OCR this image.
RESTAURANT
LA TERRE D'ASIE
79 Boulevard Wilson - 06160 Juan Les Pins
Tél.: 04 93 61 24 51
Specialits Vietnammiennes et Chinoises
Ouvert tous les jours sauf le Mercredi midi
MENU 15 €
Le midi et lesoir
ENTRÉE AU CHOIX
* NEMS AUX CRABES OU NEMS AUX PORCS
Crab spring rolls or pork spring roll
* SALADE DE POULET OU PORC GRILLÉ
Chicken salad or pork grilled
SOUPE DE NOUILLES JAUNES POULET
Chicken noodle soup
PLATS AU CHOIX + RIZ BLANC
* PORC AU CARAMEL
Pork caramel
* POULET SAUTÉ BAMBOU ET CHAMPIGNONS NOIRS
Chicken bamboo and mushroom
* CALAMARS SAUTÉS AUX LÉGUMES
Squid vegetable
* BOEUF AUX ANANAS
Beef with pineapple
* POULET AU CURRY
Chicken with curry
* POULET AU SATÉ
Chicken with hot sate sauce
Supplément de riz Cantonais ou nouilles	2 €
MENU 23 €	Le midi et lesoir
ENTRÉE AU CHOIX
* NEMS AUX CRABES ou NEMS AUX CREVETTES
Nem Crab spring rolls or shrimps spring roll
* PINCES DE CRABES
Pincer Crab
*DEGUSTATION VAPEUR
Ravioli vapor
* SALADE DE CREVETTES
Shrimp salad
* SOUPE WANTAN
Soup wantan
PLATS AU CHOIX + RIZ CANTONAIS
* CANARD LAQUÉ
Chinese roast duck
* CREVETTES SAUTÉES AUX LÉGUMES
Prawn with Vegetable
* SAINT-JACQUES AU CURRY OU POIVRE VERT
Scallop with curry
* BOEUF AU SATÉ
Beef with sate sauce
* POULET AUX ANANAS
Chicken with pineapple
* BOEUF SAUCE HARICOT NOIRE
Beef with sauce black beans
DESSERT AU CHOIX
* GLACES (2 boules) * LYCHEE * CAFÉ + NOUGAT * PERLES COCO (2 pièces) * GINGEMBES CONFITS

Task instructions
Every record shown above must be echoed exactly.

The reply
OCR this image.
RESTAURANT
LA TERRE D'ASIE
79 Boulevard Wilson - 06160 Juan Les Pins
Tél.: 04 93 61 24 51
Specialits Vietnammiennes et Chinoises
Ouvert tous les jours sauf le Mercredi midi
MENU 15 €
Le midi et lesoir
ENTRÉE AU CHOIX
* NEMS AUX CRABES OU NEMS AUX PORCS
Crab spring rolls or pork spring roll
* SALADE DE POULET OU PORC GRILLÉ
Chicken salad or pork grilled
SOUPE DE NOUILLES JAUNES POULET
Chicken noodle soup
PLATS AU CHOIX + RIZ BLANC
* PORC AU CARAMEL
Pork caramel
* POULET SAUTÉ BAMBOU ET CHAMPIGNONS NOIRS
Chicken bamboo and mushroom
* CALAMARS SAUTÉS AUX LÉGUMES
Squid vegetable
* BOEUF AUX ANANAS
Beef with pineapple
* POULET AU CURRY
Chicken with curry
* POULET AU SATÉ
Chicken with hot sate sauce
Supplément de riz Cantonais ou nouilles	2 €
MENU 23 €	Le midi et lesoir
ENTRÉE AU CHOIX
* NEMS AUX CRABES ou NEMS AUX CREVETTES
Nem Crab spring rolls or shrimps spring roll
* PINCES DE CRABES
Pincer Crab
*DEGUSTATION VAPEUR
Ravioli vapor
* SALADE DE CREVETTES
Shrimp salad
* SOUPE WANTAN
Soup wantan
PLATS AU CHOIX + RIZ CANTONAIS
* CANARD LAQUÉ
Chinese roast duck
* CREVETTES SAUTÉES AUX LÉGUMES
Prawn with Vegetable
* SAINT-JACQUES AU CURRY OU POIVRE VERT
Scallop with curry
* BOEUF AU SATÉ
Beef with sate sauce
* POULET AUX ANANAS
Chicken with pineapple
* BOEUF SAUCE HARICOT NOIRE
Beef with sauce black beans
DESSERT AU CHOIX
* GLACES (2 boules) * LYCHEE * CAFÉ + NOUGAT * PERLES COCO (2 pièces) * GINGEMBES CONFITS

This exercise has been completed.